▶ _Objective_
Look through the records below and collect all lines that hold the string "common".

▶ _Records for this exercise_
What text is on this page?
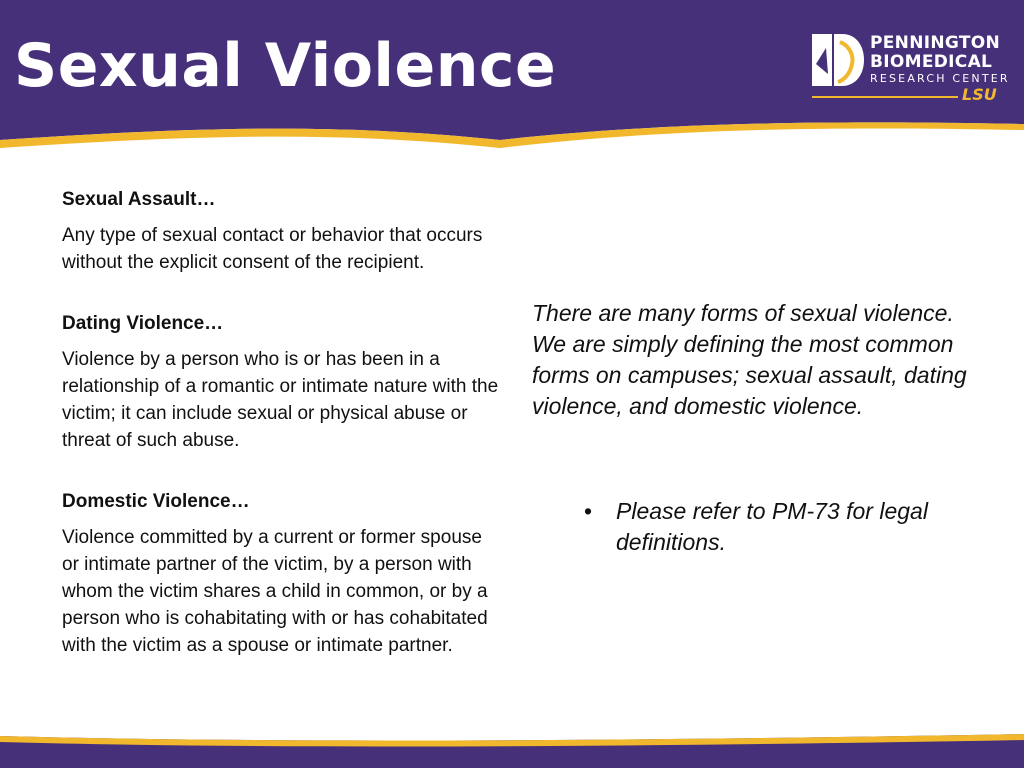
Sexual Violence	PENNINGTON
BIOMEDICAL
RESEARCH CENTER
LSU
Sexual Assault…

Any type of sexual contact or behavior that occurs without the explicit consent of the recipient.

Dating Violence…

Violence by a person who is or has been in a relationship of a romantic or intimate nature with the victim; it can include sexual or physical abuse or threat of such abuse.

Domestic Violence…

Violence committed by a current or former spouse or intimate partner of the victim, by a person with whom the victim shares a child in common, or by a person who is cohabitating with or has cohabitated with the victim as a spouse or intimate partner.

There are many forms of sexual violence. We are simply defining the most common forms on campuses; sexual assault, dating violence, and domestic violence.

• Please refer to PM-73 for legal definitions.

▶ _Full response_
Violence committed by a current or former spouse or intimate partner of the victim, by a person with whom the victim shares a child in common, or by a person who is cohabitating with or has cohabitated with the victim as a spouse or intimate partner.
There are many forms of sexual violence. We are simply defining the most common forms on campuses; sexual assault, dating violence, and domestic violence.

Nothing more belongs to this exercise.